# EXERCISE INSTRUCTIONS
Return the material word for word. Do not include pictures.

# DATA FOR PROCESSING
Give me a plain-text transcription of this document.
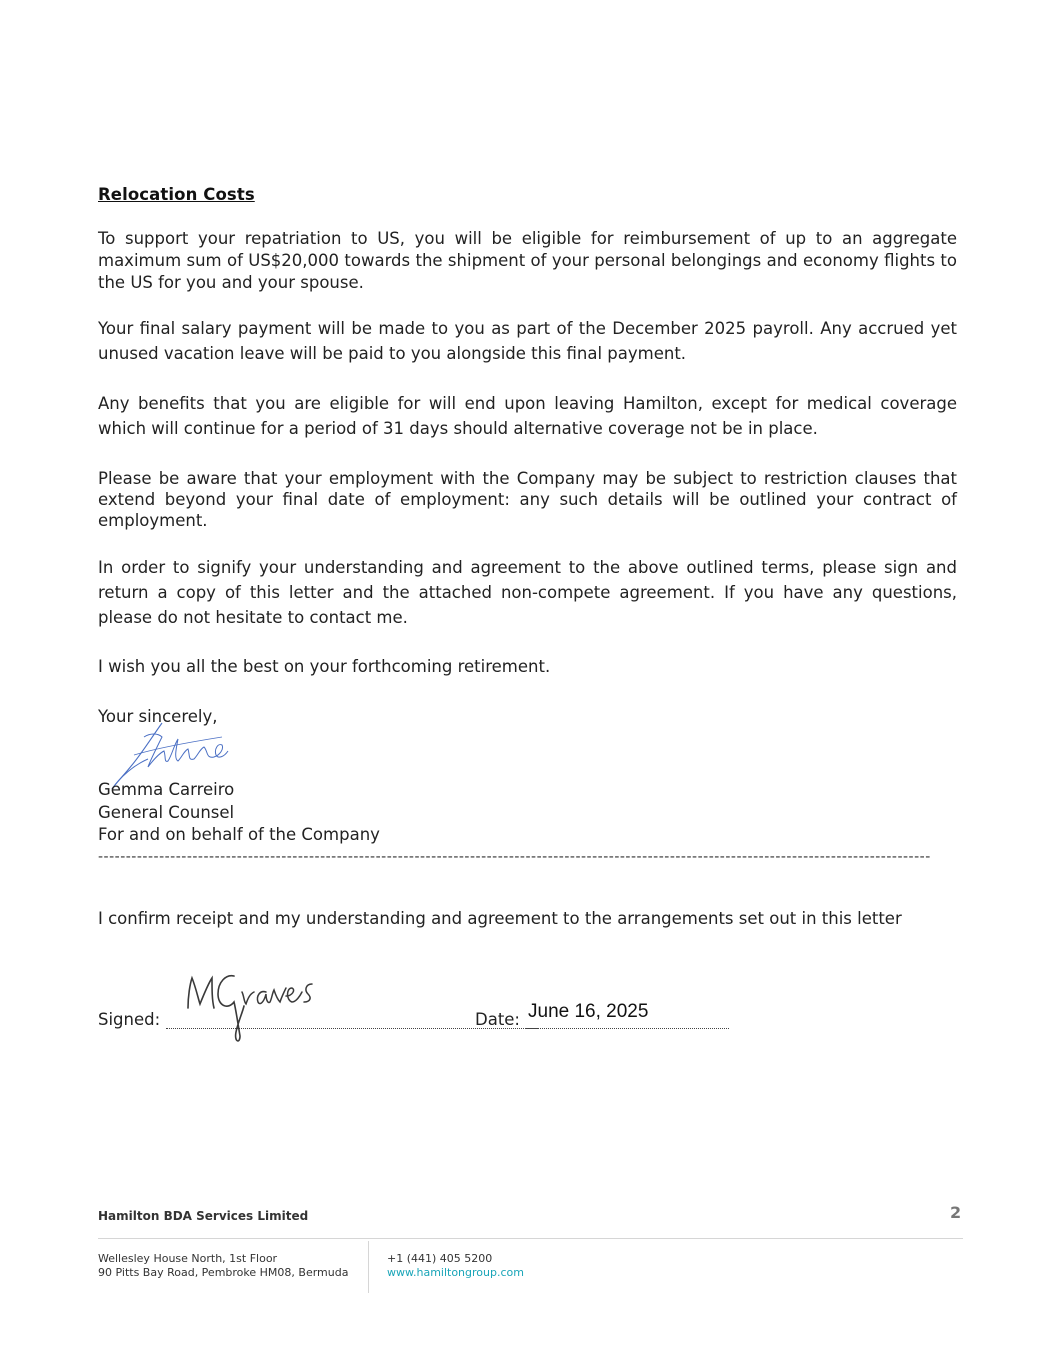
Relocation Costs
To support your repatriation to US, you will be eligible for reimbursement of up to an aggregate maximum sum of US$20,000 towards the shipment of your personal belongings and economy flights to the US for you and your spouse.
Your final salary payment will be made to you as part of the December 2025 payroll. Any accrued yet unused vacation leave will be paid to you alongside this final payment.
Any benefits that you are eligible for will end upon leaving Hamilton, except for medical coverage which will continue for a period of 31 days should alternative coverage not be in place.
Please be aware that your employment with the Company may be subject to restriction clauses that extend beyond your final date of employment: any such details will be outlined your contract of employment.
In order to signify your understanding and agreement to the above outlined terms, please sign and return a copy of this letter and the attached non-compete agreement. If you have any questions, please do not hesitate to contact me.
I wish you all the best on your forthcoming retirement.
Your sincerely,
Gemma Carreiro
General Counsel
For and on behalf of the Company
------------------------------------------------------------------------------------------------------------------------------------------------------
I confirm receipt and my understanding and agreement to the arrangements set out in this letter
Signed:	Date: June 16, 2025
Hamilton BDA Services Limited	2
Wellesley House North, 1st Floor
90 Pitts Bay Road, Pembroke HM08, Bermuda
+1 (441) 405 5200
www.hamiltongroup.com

# ANSWER
Give me a plain-text transcription of this document.
Relocation Costs
To support your repatriation to US, you will be eligible for reimbursement of up to an aggregate maximum sum of US$20,000 towards the shipment of your personal belongings and economy flights to the US for you and your spouse.
Your final salary payment will be made to you as part of the December 2025 payroll. Any accrued yet unused vacation leave will be paid to you alongside this final payment.
Any benefits that you are eligible for will end upon leaving Hamilton, except for medical coverage which will continue for a period of 31 days should alternative coverage not be in place.
Please be aware that your employment with the Company may be subject to restriction clauses that extend beyond your final date of employment: any such details will be outlined your contract of employment.
In order to signify your understanding and agreement to the above outlined terms, please sign and return a copy of this letter and the attached non-compete agreement. If you have any questions, please do not hesitate to contact me.
I wish you all the best on your forthcoming retirement.
Your sincerely,
Gemma Carreiro
General Counsel
For and on behalf of the Company
------------------------------------------------------------------------------------------------------------------------------------------------------
I confirm receipt and my understanding and agreement to the arrangements set out in this letter
Signed:	Date: June 16, 2025
Hamilton BDA Services Limited	2
Wellesley House North, 1st Floor
90 Pitts Bay Road, Pembroke HM08, Bermuda
+1 (441) 405 5200
www.hamiltongroup.com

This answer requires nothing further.